Task description:
Copy every line of the data exactly, leaving nothing out.

-- Start Recorded data --

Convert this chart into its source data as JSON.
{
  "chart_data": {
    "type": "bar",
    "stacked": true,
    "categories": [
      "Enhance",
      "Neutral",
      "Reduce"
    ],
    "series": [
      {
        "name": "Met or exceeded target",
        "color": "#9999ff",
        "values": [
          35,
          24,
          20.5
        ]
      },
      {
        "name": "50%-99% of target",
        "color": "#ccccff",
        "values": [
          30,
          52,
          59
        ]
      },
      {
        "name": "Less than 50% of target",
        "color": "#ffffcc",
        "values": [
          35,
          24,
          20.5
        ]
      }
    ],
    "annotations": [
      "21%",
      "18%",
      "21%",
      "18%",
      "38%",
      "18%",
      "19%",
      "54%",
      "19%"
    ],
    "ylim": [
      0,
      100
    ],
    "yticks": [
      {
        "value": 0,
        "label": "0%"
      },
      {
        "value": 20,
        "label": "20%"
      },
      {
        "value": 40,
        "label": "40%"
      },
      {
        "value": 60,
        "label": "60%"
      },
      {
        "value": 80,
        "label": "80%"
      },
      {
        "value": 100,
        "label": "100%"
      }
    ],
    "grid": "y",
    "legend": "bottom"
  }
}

-- End Recorded data --

Written answer:
Convert this chart into its source data as JSON.
{
  "chart_data": {
    "type": "bar",
    "stacked": true,
    "categories": [
      "Enhance",
      "Neutral",
      "Reduce"
    ],
    "series": [
      {
        "name": "Met or exceeded target",
        "color": "#9999ff",
        "values": [
          35,
          24,
          20.5
        ]
      },
      {
        "name": "50%-99% of target",
        "color": "#ccccff",
        "values": [
          30,
          52,
          59
        ]
      },
      {
        "name": "Less than 50% of target",
        "color": "#ffffcc",
        "values": [
          35,
          24,
          20.5
        ]
      }
    ],
    "annotations": [
      "21%",
      "18%",
      "21%",
      "18%",
      "38%",
      "18%",
      "19%",
      "54%",
      "19%"
    ],
    "ylim": [
      0,
      100
    ],
    "yticks": [
      {
        "value": 0,
        "label": "0%"
      },
      {
        "value": 20,
        "label": "20%"
      },
      {
        "value": 40,
        "label": "40%"
      },
      {
        "value": 60,
        "label": "60%"
      },
      {
        "value": 80,
        "label": "80%"
      },
      {
        "value": 100,
        "label": "100%"
      }
    ],
    "grid": "y",
    "legend": "bottom"
  }
}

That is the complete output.